> 提供資料:
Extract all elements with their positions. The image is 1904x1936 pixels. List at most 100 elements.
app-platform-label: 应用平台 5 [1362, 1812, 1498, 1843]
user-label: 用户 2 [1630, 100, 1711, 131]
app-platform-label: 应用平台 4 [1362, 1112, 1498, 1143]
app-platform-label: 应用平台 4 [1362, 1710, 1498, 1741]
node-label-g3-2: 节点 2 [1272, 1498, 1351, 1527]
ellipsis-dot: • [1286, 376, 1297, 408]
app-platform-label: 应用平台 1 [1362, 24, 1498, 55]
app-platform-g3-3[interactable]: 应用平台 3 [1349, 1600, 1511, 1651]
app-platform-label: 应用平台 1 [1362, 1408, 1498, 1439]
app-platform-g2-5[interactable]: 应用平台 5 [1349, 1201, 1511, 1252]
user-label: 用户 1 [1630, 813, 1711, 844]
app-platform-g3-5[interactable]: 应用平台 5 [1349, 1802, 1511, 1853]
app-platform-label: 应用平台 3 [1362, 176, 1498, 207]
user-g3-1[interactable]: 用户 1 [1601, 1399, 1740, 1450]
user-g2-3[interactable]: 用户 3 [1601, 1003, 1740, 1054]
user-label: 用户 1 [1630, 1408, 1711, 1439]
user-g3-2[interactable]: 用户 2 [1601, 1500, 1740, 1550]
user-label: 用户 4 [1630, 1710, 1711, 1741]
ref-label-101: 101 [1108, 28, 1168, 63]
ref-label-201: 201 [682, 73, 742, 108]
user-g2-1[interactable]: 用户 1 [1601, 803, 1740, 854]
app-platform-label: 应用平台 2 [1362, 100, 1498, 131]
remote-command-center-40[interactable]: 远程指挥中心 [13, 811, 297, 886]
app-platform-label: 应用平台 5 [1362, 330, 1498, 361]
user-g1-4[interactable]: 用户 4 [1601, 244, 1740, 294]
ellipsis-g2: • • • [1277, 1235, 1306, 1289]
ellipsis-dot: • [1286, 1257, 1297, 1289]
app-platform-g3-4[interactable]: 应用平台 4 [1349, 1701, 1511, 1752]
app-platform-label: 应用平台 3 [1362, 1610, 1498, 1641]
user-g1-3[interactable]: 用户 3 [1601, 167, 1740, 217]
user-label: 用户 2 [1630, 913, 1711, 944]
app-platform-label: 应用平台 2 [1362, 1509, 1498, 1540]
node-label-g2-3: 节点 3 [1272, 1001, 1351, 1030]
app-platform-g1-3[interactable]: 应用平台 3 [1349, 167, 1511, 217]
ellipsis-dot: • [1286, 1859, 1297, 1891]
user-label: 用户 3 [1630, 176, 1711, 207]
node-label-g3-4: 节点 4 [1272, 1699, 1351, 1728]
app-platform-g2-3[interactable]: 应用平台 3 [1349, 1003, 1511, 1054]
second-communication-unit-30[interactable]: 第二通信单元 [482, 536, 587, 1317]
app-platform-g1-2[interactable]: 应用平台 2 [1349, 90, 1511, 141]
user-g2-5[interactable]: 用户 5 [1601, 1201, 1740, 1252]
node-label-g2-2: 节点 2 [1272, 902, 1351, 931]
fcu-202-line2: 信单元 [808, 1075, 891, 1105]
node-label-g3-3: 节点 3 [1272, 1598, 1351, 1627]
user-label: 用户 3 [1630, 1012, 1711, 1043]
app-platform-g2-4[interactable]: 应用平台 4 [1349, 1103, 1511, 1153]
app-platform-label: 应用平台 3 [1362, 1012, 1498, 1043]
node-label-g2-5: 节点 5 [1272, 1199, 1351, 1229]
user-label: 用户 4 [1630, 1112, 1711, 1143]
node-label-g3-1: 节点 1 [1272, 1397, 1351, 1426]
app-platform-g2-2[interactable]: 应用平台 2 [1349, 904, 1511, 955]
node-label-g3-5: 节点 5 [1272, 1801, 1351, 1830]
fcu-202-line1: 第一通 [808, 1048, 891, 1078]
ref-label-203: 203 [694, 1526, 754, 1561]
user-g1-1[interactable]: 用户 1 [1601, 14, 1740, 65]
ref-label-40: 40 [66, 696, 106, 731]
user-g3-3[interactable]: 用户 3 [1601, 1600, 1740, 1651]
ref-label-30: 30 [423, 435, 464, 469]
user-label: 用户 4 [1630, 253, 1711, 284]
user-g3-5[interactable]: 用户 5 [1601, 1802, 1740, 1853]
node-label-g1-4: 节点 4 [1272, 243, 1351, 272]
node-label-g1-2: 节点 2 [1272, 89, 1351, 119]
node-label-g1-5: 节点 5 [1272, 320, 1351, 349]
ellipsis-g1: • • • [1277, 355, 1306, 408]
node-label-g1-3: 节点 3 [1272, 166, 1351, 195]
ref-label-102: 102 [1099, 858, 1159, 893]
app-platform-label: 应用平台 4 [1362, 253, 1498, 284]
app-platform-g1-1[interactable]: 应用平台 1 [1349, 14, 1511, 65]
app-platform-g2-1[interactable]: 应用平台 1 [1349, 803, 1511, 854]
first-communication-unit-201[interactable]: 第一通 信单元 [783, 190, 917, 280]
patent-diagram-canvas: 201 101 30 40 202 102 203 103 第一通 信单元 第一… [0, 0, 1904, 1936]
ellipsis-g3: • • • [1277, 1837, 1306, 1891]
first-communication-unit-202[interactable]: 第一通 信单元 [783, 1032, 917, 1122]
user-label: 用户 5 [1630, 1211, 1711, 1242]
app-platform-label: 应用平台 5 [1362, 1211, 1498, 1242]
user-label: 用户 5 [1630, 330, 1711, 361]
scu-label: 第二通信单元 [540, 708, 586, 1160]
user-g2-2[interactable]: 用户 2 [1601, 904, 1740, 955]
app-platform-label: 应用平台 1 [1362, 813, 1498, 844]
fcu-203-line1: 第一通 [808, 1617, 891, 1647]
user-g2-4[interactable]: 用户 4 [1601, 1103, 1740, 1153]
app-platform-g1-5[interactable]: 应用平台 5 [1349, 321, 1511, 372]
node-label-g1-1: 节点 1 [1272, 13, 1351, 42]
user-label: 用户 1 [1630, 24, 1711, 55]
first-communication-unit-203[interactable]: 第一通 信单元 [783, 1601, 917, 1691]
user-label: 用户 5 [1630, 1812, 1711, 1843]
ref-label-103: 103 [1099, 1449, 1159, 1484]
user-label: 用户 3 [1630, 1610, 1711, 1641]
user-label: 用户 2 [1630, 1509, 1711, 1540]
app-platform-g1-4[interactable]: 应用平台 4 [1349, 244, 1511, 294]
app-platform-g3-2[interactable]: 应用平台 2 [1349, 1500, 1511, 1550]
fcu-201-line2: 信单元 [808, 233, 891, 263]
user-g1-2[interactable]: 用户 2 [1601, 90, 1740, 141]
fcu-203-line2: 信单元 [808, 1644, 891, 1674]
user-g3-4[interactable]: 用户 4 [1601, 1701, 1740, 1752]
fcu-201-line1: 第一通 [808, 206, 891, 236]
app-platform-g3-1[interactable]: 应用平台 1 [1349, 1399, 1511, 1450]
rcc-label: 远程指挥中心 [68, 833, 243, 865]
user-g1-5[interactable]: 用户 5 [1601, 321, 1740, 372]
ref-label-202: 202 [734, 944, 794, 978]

> 作業指示:
資料の冒頭から「user-g3-2[interactable]: 用户 2」を含む行まで（その行を含む）を、「行番号」と「内容」の2列から成るMarkdownの表に整えてください。空行は除いてください。

> 回答:
| 行番号 | 内容 |
|---|---|
| 1 | Extract all elements with their positions. The image is 1904x1936 pixels. List at most 100 elements. |
| 2 | app-platform-label: 应用平台 5 [1362, 1812, 1498, 1843] |
| 3 | user-label: 用户 2 [1630, 100, 1711, 131] |
| 4 | app-platform-label: 应用平台 4 [1362, 1112, 1498, 1143] |
| 5 | app-platform-label: 应用平台 4 [1362, 1710, 1498, 1741] |
| 6 | node-label-g3-2: 节点 2 [1272, 1498, 1351, 1527] |
| 7 | ellipsis-dot: • [1286, 376, 1297, 408] |
| 8 | app-platform-label: 应用平台 1 [1362, 24, 1498, 55] |
| 9 | app-platform-g3-3[interactable]: 应用平台 3 [1349, 1600, 1511, 1651] |
| 10 | app-platform-label: 应用平台 1 [1362, 1408, 1498, 1439] |
| 11 | app-platform-g2-5[interactable]: 应用平台 5 [1349, 1201, 1511, 1252] |
| 12 | user-label: 用户 1 [1630, 813, 1711, 844] |
| 13 | app-platform-g3-5[interactable]: 应用平台 5 [1349, 1802, 1511, 1853] |
| 14 | app-platform-label: 应用平台 3 [1362, 176, 1498, 207] |
| 15 | user-g3-1[interactable]: 用户 1 [1601, 1399, 1740, 1450] |
| 16 | user-g2-3[interactable]: 用户 3 [1601, 1003, 1740, 1054] |
| 17 | user-label: 用户 1 [1630, 1408, 1711, 1439] |
| 18 | user-g3-2[interactable]: 用户 2 [1601, 1500, 1740, 1550] |